>> BEGIN

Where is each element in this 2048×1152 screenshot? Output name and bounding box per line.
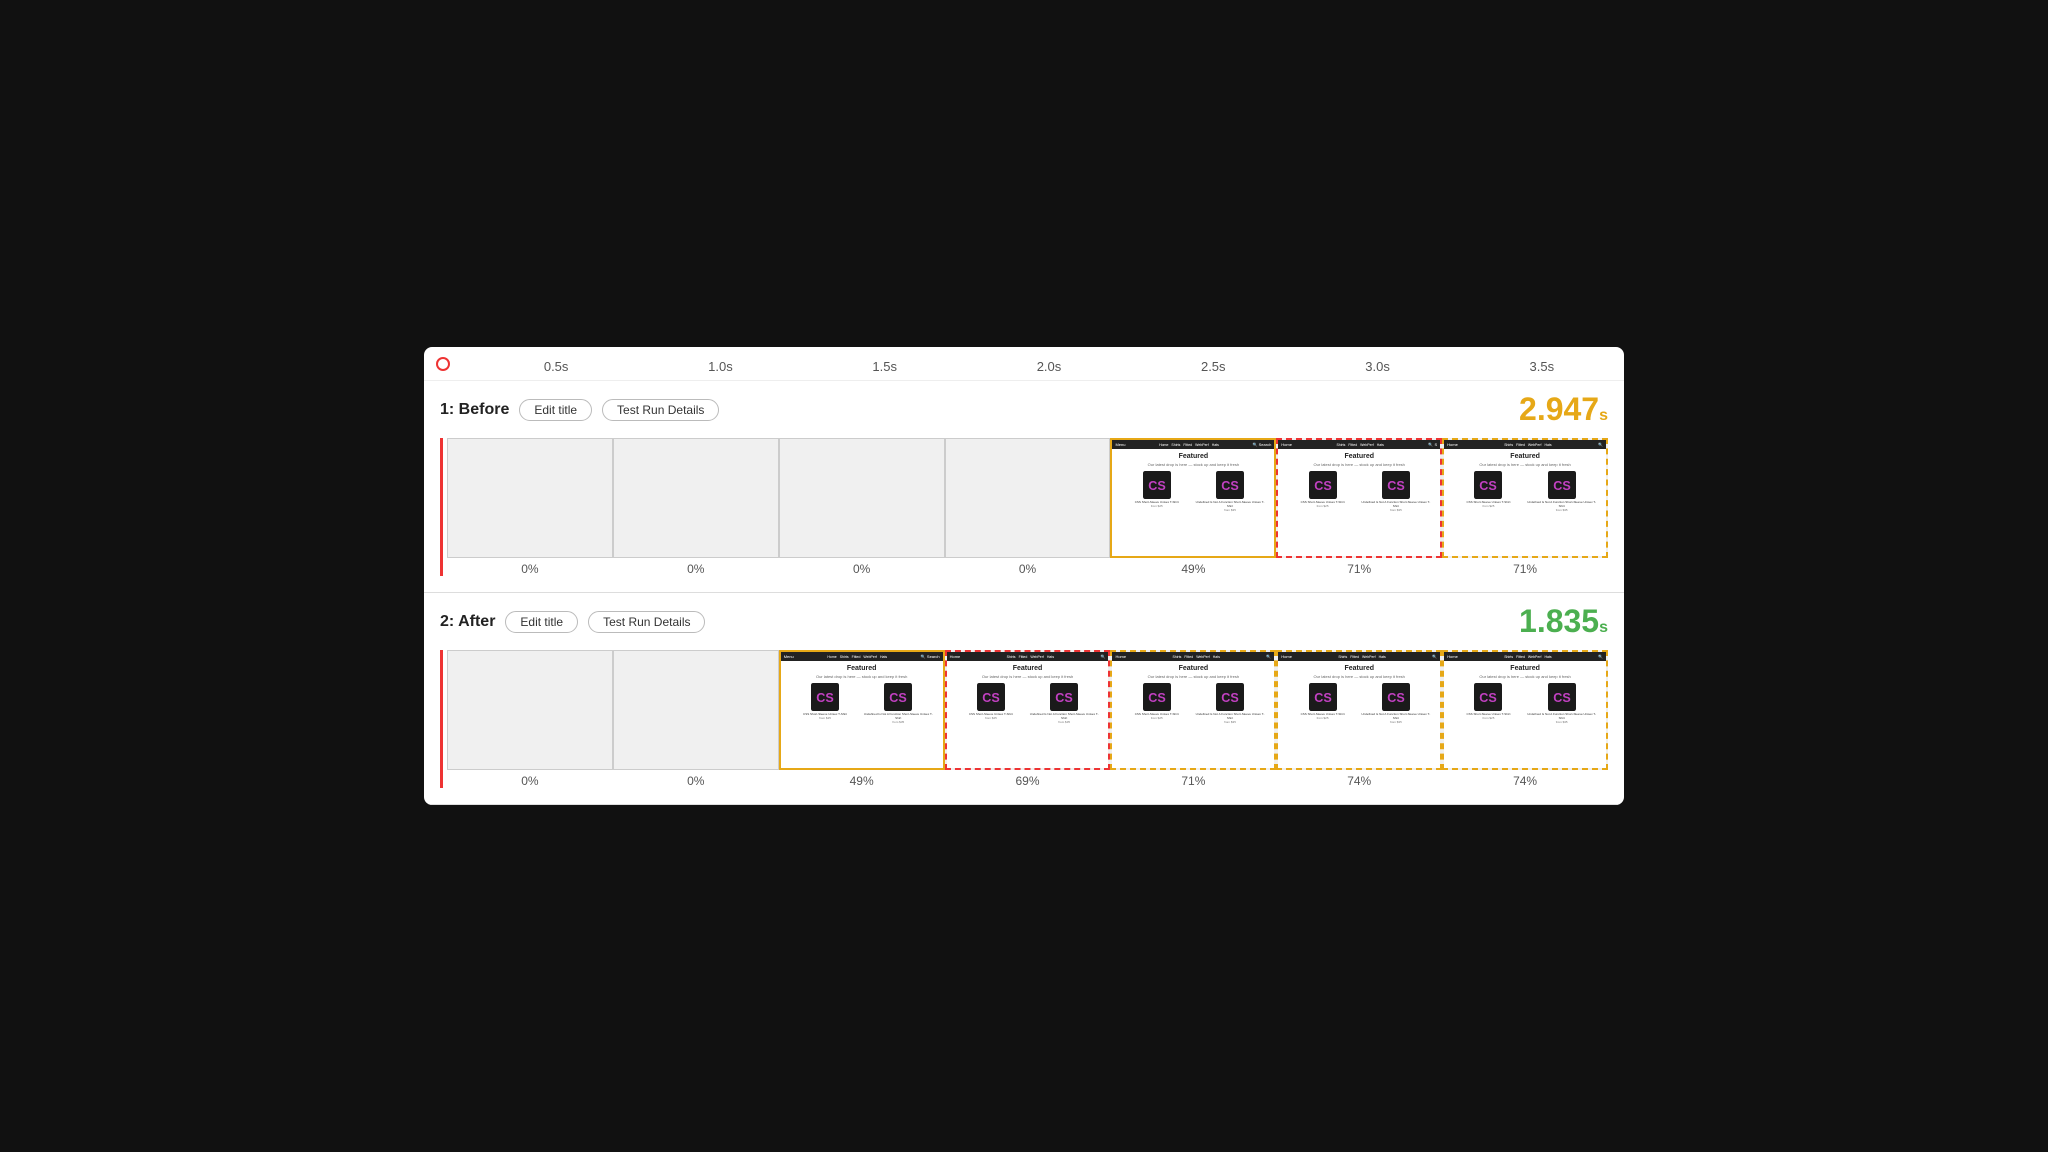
tick-0.5s: 0.5s [486,359,626,374]
frame-thumb-after-1[interactable] [613,650,779,770]
svg-text:CS: CS [816,691,834,705]
svg-text:CS: CS [1314,691,1332,705]
frame-thumb-after-6[interactable]: HomeShirtsFittedWebPerfHats🔍FeaturedOur … [1442,650,1608,770]
frame-thumb-before-2[interactable] [779,438,945,558]
frame-col-before-2: 0% [779,438,945,576]
frame-pct-before-6: 71% [1513,562,1537,576]
svg-text:CS: CS [1148,479,1166,493]
frame-col-before-6: HomeShirtsFittedWebPerfHats🔍FeaturedOur … [1442,438,1608,576]
svg-text:CS: CS [1148,691,1166,705]
section-before: 1: Before Edit title Test Run Details 2.947… [424,381,1624,593]
frame-pct-after-6: 74% [1513,774,1537,788]
frame-pct-before-4: 49% [1181,562,1205,576]
frame-col-before-4: MenuHomeShirtsFittedWebPerfHats🔍 SearchF… [1110,438,1276,576]
frame-thumb-before-0[interactable] [447,438,613,558]
section-title-before: 1: Before [440,401,509,419]
test-run-button-before[interactable]: Test Run Details [602,399,719,421]
frame-pct-after-2: 49% [850,774,874,788]
frame-thumb-after-4[interactable]: HomeShirtsFittedWebPerfHats🔍FeaturedOur … [1110,650,1276,770]
svg-text:CS: CS [1055,691,1073,705]
filmstrip-after: 0% 0% MenuHomeShirtsFittedWebPerfHats🔍 Sea… [440,650,1608,788]
tick-2.5s: 2.5s [1143,359,1283,374]
frame-col-after-4: HomeShirtsFittedWebPerfHats🔍FeaturedOur … [1110,650,1276,788]
edit-title-button-after[interactable]: Edit title [505,611,578,633]
frame-thumb-before-5[interactable]: HomeShirtsFittedWebPerfHats🔍 SFeaturedOu… [1276,438,1442,558]
frame-col-after-1: 0% [613,650,779,788]
main-container: 0.5s 1.0s 1.5s 2.0s 2.5s 3.0s 3.5s 1: Before Ed… [424,347,1624,805]
frame-pct-after-0: 0% [521,774,538,788]
svg-text:CS: CS [1480,479,1498,493]
frame-col-before-0: 0% [447,438,613,576]
section-after: 2: After Edit title Test Run Details 1.835s… [424,593,1624,805]
frame-thumb-before-3[interactable] [945,438,1111,558]
frame-col-after-2: MenuHomeShirtsFittedWebPerfHats🔍 SearchF… [779,650,945,788]
frame-col-after-0: 0% [447,650,613,788]
tick-3.0s: 3.0s [1308,359,1448,374]
frame-thumb-before-6[interactable]: HomeShirtsFittedWebPerfHats🔍FeaturedOur … [1442,438,1608,558]
section-title-after: 2: After [440,613,495,631]
frame-col-after-5: HomeShirtsFittedWebPerfHats🔍FeaturedOur … [1276,650,1442,788]
section-header-after: 2: After Edit title Test Run Details 1.835s [440,603,1608,640]
filmstrip-before: 0% 0% 0% 0% MenuHomeShirtsFittedWebPerfHats🔍… [440,438,1608,576]
frame-pct-after-4: 71% [1181,774,1205,788]
frame-thumb-before-1[interactable] [613,438,779,558]
svg-text:CS: CS [982,691,1000,705]
timeline-bar-after [440,650,443,788]
metric-badge-after: 1.835s [1519,603,1608,640]
tick-2.0s: 2.0s [979,359,1119,374]
svg-text:CS: CS [1387,479,1405,493]
svg-text:CS: CS [1387,691,1405,705]
metric-badge-before: 2.947s [1519,391,1608,428]
test-run-button-after[interactable]: Test Run Details [588,611,705,633]
svg-text:CS: CS [1221,479,1239,493]
frame-thumb-before-4[interactable]: MenuHomeShirtsFittedWebPerfHats🔍 SearchF… [1110,438,1276,558]
timeline-marker [436,357,450,371]
frame-pct-before-2: 0% [853,562,870,576]
frame-pct-before-0: 0% [521,562,538,576]
frame-col-before-1: 0% [613,438,779,576]
svg-text:CS: CS [1553,479,1571,493]
tick-1.5s: 1.5s [815,359,955,374]
frame-pct-before-5: 71% [1347,562,1371,576]
frame-col-before-5: HomeShirtsFittedWebPerfHats🔍 SFeaturedOu… [1276,438,1442,576]
frame-col-after-3: HomeShirtsFittedWebPerfHats🔍FeaturedOur … [945,650,1111,788]
frame-thumb-after-5[interactable]: HomeShirtsFittedWebPerfHats🔍FeaturedOur … [1276,650,1442,770]
timeline-ticks: 0.5s 1.0s 1.5s 2.0s 2.5s 3.0s 3.5s [444,359,1624,374]
metric-unit: s [1599,619,1608,636]
svg-text:CS: CS [1553,691,1571,705]
frame-pct-after-3: 69% [1015,774,1039,788]
svg-text:CS: CS [1221,691,1239,705]
edit-title-button-before[interactable]: Edit title [519,399,592,421]
tick-1.0s: 1.0s [650,359,790,374]
frame-pct-before-3: 0% [1019,562,1036,576]
metric-unit: s [1599,407,1608,424]
timeline-header: 0.5s 1.0s 1.5s 2.0s 2.5s 3.0s 3.5s [424,347,1624,381]
frame-thumb-after-2[interactable]: MenuHomeShirtsFittedWebPerfHats🔍 SearchF… [779,650,945,770]
timeline-bar-before [440,438,443,576]
frame-col-after-6: HomeShirtsFittedWebPerfHats🔍FeaturedOur … [1442,650,1608,788]
frame-thumb-after-3[interactable]: HomeShirtsFittedWebPerfHats🔍FeaturedOur … [945,650,1111,770]
frame-thumb-after-0[interactable] [447,650,613,770]
frame-col-before-3: 0% [945,438,1111,576]
svg-text:CS: CS [1314,479,1332,493]
svg-text:CS: CS [890,691,908,705]
svg-text:CS: CS [1480,691,1498,705]
section-header-before: 1: Before Edit title Test Run Details 2.947… [440,391,1608,428]
frame-pct-before-1: 0% [687,562,704,576]
frame-pct-after-5: 74% [1347,774,1371,788]
tick-3.5s: 3.5s [1472,359,1612,374]
frame-pct-after-1: 0% [687,774,704,788]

>> END

TASK INSTRUCTIONS:
Reproduce every line of the items above verbatim, omitting the picture placeholders.

ANSWER TO THE TASK:
Where is each element in this 2048×1152 screenshot? Output name and bounding box per line.
tick-0.5s: 0.5s [486,359,626,374]
frame-thumb-after-1[interactable] [613,650,779,770]
svg-text:CS: CS [816,691,834,705]
svg-text:CS: CS [1314,691,1332,705]
frame-thumb-after-6[interactable]: HomeShirtsFittedWebPerfHats🔍FeaturedOur … [1442,650,1608,770]
frame-thumb-before-2[interactable] [779,438,945,558]
frame-col-before-2: 0% [779,438,945,576]
frame-pct-before-6: 71% [1513,562,1537,576]
svg-text:CS: CS [1148,479,1166,493]
frame-col-before-6: HomeShirtsFittedWebPerfHats🔍FeaturedOur … [1442,438,1608,576]
svg-text:CS: CS [1148,691,1166,705]
section-before: 1: Before Edit title Test Run Details 2.947… [424,381,1624,593]
frame-pct-after-6: 74% [1513,774,1537,788]
frame-pct-before-4: 49% [1181,562,1205,576]
frame-col-before-4: MenuHomeShirtsFittedWebPerfHats🔍 SearchF… [1110,438,1276,576]
frame-thumb-before-0[interactable] [447,438,613,558]
section-title-before: 1: Before [440,401,509,419]
test-run-button-before[interactable]: Test Run Details [602,399,719,421]
frame-pct-after-2: 49% [850,774,874,788]
frame-thumb-after-4[interactable]: HomeShirtsFittedWebPerfHats🔍FeaturedOur … [1110,650,1276,770]
svg-text:CS: CS [1055,691,1073,705]
filmstrip-after: 0% 0% MenuHomeShirtsFittedWebPerfHats🔍 Sea… [440,650,1608,788]
tick-2.5s: 2.5s [1143,359,1283,374]
frame-col-after-4: HomeShirtsFittedWebPerfHats🔍FeaturedOur … [1110,650,1276,788]
edit-title-button-after[interactable]: Edit title [505,611,578,633]
frame-thumb-before-5[interactable]: HomeShirtsFittedWebPerfHats🔍 SFeaturedOu… [1276,438,1442,558]
frame-col-after-1: 0% [613,650,779,788]
main-container: 0.5s 1.0s 1.5s 2.0s 2.5s 3.0s 3.5s 1: Before Ed… [424,347,1624,805]
frame-pct-after-0: 0% [521,774,538,788]
svg-text:CS: CS [1480,479,1498,493]
frame-col-before-0: 0% [447,438,613,576]
section-after: 2: After Edit title Test Run Details 1.835s… [424,593,1624,805]
frame-thumb-before-3[interactable] [945,438,1111,558]
frame-col-after-2: MenuHomeShirtsFittedWebPerfHats🔍 SearchF… [779,650,945,788]
frame-col-after-0: 0% [447,650,613,788]
tick-3.0s: 3.0s [1308,359,1448,374]
frame-thumb-before-6[interactable]: HomeShirtsFittedWebPerfHats🔍FeaturedOur … [1442,438,1608,558]
section-title-after: 2: After [440,613,495,631]
frame-col-after-5: HomeShirtsFittedWebPerfHats🔍FeaturedOur … [1276,650,1442,788]
section-header-after: 2: After Edit title Test Run Details 1.835s [440,603,1608,640]
filmstrip-before: 0% 0% 0% 0% MenuHomeShirtsFittedWebPerfHats🔍… [440,438,1608,576]
frame-pct-after-4: 71% [1181,774,1205,788]
frame-thumb-before-1[interactable] [613,438,779,558]
svg-text:CS: CS [982,691,1000,705]
timeline-bar-after [440,650,443,788]
metric-badge-after: 1.835s [1519,603,1608,640]
tick-2.0s: 2.0s [979,359,1119,374]
svg-text:CS: CS [1387,479,1405,493]
svg-text:CS: CS [1387,691,1405,705]
metric-badge-before: 2.947s [1519,391,1608,428]
test-run-button-after[interactable]: Test Run Details [588,611,705,633]
svg-text:CS: CS [1221,479,1239,493]
frame-thumb-before-4[interactable]: MenuHomeShirtsFittedWebPerfHats🔍 SearchF… [1110,438,1276,558]
timeline-marker [436,357,450,371]
frame-pct-before-2: 0% [853,562,870,576]
frame-pct-before-0: 0% [521,562,538,576]
frame-col-before-1: 0% [613,438,779,576]
svg-text:CS: CS [1553,479,1571,493]
tick-1.5s: 1.5s [815,359,955,374]
frame-pct-before-5: 71% [1347,562,1371,576]
frame-col-before-5: HomeShirtsFittedWebPerfHats🔍 SFeaturedOu… [1276,438,1442,576]
frame-col-after-3: HomeShirtsFittedWebPerfHats🔍FeaturedOur … [945,650,1111,788]
frame-thumb-after-5[interactable]: HomeShirtsFittedWebPerfHats🔍FeaturedOur … [1276,650,1442,770]
timeline-ticks: 0.5s 1.0s 1.5s 2.0s 2.5s 3.0s 3.5s [444,359,1624,374]
metric-unit: s [1599,619,1608,636]
svg-text:CS: CS [1553,691,1571,705]
frame-pct-after-3: 69% [1015,774,1039,788]
svg-text:CS: CS [1221,691,1239,705]
edit-title-button-before[interactable]: Edit title [519,399,592,421]
tick-1.0s: 1.0s [650,359,790,374]
frame-pct-before-3: 0% [1019,562,1036,576]
metric-unit: s [1599,407,1608,424]
timeline-header: 0.5s 1.0s 1.5s 2.0s 2.5s 3.0s 3.5s [424,347,1624,381]
frame-thumb-after-2[interactable]: MenuHomeShirtsFittedWebPerfHats🔍 SearchF… [779,650,945,770]
timeline-bar-before [440,438,443,576]
frame-col-after-6: HomeShirtsFittedWebPerfHats🔍FeaturedOur … [1442,650,1608,788]
frame-thumb-after-3[interactable]: HomeShirtsFittedWebPerfHats🔍FeaturedOur … [945,650,1111,770]
frame-thumb-after-0[interactable] [447,650,613,770]
frame-col-before-3: 0% [945,438,1111,576]
svg-text:CS: CS [1314,479,1332,493]
svg-text:CS: CS [890,691,908,705]
svg-text:CS: CS [1480,691,1498,705]
section-header-before: 1: Before Edit title Test Run Details 2.947… [440,391,1608,428]
frame-pct-before-1: 0% [687,562,704,576]
frame-pct-after-5: 74% [1347,774,1371,788]
tick-3.5s: 3.5s [1472,359,1612,374]
frame-pct-after-1: 0% [687,774,704,788]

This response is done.